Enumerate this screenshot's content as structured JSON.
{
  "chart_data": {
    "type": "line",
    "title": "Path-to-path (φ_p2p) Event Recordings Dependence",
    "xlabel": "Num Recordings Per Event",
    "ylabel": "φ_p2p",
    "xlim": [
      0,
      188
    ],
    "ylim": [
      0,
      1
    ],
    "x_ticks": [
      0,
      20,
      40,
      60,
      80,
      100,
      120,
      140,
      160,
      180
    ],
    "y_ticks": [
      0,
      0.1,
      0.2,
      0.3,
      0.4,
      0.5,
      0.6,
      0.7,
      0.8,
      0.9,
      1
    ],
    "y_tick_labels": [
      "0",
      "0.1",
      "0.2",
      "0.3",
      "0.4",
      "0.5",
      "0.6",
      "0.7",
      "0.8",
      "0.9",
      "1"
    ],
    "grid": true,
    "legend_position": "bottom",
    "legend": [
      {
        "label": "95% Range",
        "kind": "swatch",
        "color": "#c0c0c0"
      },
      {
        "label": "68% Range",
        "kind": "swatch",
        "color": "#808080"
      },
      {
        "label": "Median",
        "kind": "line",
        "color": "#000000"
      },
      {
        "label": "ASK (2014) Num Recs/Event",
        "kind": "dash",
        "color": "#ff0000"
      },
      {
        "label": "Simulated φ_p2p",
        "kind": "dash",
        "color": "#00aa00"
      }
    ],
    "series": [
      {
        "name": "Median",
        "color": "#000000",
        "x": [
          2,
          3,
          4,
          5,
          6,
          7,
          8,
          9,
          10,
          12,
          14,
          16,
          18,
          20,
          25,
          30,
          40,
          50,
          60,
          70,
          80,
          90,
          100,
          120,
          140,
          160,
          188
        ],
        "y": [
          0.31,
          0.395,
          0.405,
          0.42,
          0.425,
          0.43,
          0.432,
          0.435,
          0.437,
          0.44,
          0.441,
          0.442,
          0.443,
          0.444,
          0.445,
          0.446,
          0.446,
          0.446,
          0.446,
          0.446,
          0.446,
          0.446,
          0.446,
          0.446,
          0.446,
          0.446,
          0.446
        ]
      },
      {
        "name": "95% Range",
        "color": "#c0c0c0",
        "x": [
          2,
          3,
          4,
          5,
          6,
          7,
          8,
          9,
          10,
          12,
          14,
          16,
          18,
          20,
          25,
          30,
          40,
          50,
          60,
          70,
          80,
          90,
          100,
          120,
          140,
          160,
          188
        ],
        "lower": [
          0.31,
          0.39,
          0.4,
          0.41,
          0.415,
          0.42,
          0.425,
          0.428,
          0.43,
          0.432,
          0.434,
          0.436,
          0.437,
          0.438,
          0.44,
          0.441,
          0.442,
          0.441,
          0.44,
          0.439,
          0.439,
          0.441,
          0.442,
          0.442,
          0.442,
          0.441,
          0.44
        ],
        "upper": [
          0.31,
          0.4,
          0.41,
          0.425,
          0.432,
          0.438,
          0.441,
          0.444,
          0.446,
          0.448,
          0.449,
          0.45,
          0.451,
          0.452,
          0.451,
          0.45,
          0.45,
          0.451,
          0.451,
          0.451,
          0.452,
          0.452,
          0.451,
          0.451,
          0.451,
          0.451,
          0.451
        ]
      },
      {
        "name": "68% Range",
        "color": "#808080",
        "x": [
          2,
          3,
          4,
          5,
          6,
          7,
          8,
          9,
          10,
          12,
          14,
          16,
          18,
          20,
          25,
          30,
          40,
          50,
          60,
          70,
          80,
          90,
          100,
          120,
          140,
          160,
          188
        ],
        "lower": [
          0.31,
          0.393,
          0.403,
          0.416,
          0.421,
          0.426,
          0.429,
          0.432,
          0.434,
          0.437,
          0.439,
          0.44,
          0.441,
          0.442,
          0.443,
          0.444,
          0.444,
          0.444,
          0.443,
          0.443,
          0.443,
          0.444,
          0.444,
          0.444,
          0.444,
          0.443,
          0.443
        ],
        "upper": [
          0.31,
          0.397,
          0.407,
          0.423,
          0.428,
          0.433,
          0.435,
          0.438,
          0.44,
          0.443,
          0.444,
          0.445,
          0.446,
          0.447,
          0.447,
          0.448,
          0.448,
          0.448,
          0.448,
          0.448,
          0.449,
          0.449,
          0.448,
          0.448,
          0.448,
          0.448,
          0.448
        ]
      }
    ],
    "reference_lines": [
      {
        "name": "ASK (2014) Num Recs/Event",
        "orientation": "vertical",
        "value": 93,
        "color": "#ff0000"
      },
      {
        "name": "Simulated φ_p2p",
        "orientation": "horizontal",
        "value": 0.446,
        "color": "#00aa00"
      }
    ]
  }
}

[PROMPT]: Transcribe each entry precisely, missing none.

[WRITTEN RESPONSE]:
Enumerate this screenshot's content as structured JSON.
{
  "chart_data": {
    "type": "line",
    "title": "Path-to-path (φ_p2p) Event Recordings Dependence",
    "xlabel": "Num Recordings Per Event",
    "ylabel": "φ_p2p",
    "xlim": [
      0,
      188
    ],
    "ylim": [
      0,
      1
    ],
    "x_ticks": [
      0,
      20,
      40,
      60,
      80,
      100,
      120,
      140,
      160,
      180
    ],
    "y_ticks": [
      0,
      0.1,
      0.2,
      0.3,
      0.4,
      0.5,
      0.6,
      0.7,
      0.8,
      0.9,
      1
    ],
    "y_tick_labels": [
      "0",
      "0.1",
      "0.2",
      "0.3",
      "0.4",
      "0.5",
      "0.6",
      "0.7",
      "0.8",
      "0.9",
      "1"
    ],
    "grid": true,
    "legend_position": "bottom",
    "legend": [
      {
        "label": "95% Range",
        "kind": "swatch",
        "color": "#c0c0c0"
      },
      {
        "label": "68% Range",
        "kind": "swatch",
        "color": "#808080"
      },
      {
        "label": "Median",
        "kind": "line",
        "color": "#000000"
      },
      {
        "label": "ASK (2014) Num Recs/Event",
        "kind": "dash",
        "color": "#ff0000"
      },
      {
        "label": "Simulated φ_p2p",
        "kind": "dash",
        "color": "#00aa00"
      }
    ],
    "series": [
      {
        "name": "Median",
        "color": "#000000",
        "x": [
          2,
          3,
          4,
          5,
          6,
          7,
          8,
          9,
          10,
          12,
          14,
          16,
          18,
          20,
          25,
          30,
          40,
          50,
          60,
          70,
          80,
          90,
          100,
          120,
          140,
          160,
          188
        ],
        "y": [
          0.31,
          0.395,
          0.405,
          0.42,
          0.425,
          0.43,
          0.432,
          0.435,
          0.437,
          0.44,
          0.441,
          0.442,
          0.443,
          0.444,
          0.445,
          0.446,
          0.446,
          0.446,
          0.446,
          0.446,
          0.446,
          0.446,
          0.446,
          0.446,
          0.446,
          0.446,
          0.446
        ]
      },
      {
        "name": "95% Range",
        "color": "#c0c0c0",
        "x": [
          2,
          3,
          4,
          5,
          6,
          7,
          8,
          9,
          10,
          12,
          14,
          16,
          18,
          20,
          25,
          30,
          40,
          50,
          60,
          70,
          80,
          90,
          100,
          120,
          140,
          160,
          188
        ],
        "lower": [
          0.31,
          0.39,
          0.4,
          0.41,
          0.415,
          0.42,
          0.425,
          0.428,
          0.43,
          0.432,
          0.434,
          0.436,
          0.437,
          0.438,
          0.44,
          0.441,
          0.442,
          0.441,
          0.44,
          0.439,
          0.439,
          0.441,
          0.442,
          0.442,
          0.442,
          0.441,
          0.44
        ],
        "upper": [
          0.31,
          0.4,
          0.41,
          0.425,
          0.432,
          0.438,
          0.441,
          0.444,
          0.446,
          0.448,
          0.449,
          0.45,
          0.451,
          0.452,
          0.451,
          0.45,
          0.45,
          0.451,
          0.451,
          0.451,
          0.452,
          0.452,
          0.451,
          0.451,
          0.451,
          0.451,
          0.451
        ]
      },
      {
        "name": "68% Range",
        "color": "#808080",
        "x": [
          2,
          3,
          4,
          5,
          6,
          7,
          8,
          9,
          10,
          12,
          14,
          16,
          18,
          20,
          25,
          30,
          40,
          50,
          60,
          70,
          80,
          90,
          100,
          120,
          140,
          160,
          188
        ],
        "lower": [
          0.31,
          0.393,
          0.403,
          0.416,
          0.421,
          0.426,
          0.429,
          0.432,
          0.434,
          0.437,
          0.439,
          0.44,
          0.441,
          0.442,
          0.443,
          0.444,
          0.444,
          0.444,
          0.443,
          0.443,
          0.443,
          0.444,
          0.444,
          0.444,
          0.444,
          0.443,
          0.443
        ],
        "upper": [
          0.31,
          0.397,
          0.407,
          0.423,
          0.428,
          0.433,
          0.435,
          0.438,
          0.44,
          0.443,
          0.444,
          0.445,
          0.446,
          0.447,
          0.447,
          0.448,
          0.448,
          0.448,
          0.448,
          0.448,
          0.449,
          0.449,
          0.448,
          0.448,
          0.448,
          0.448,
          0.448
        ]
      }
    ],
    "reference_lines": [
      {
        "name": "ASK (2014) Num Recs/Event",
        "orientation": "vertical",
        "value": 93,
        "color": "#ff0000"
      },
      {
        "name": "Simulated φ_p2p",
        "orientation": "horizontal",
        "value": 0.446,
        "color": "#00aa00"
      }
    ]
  }
}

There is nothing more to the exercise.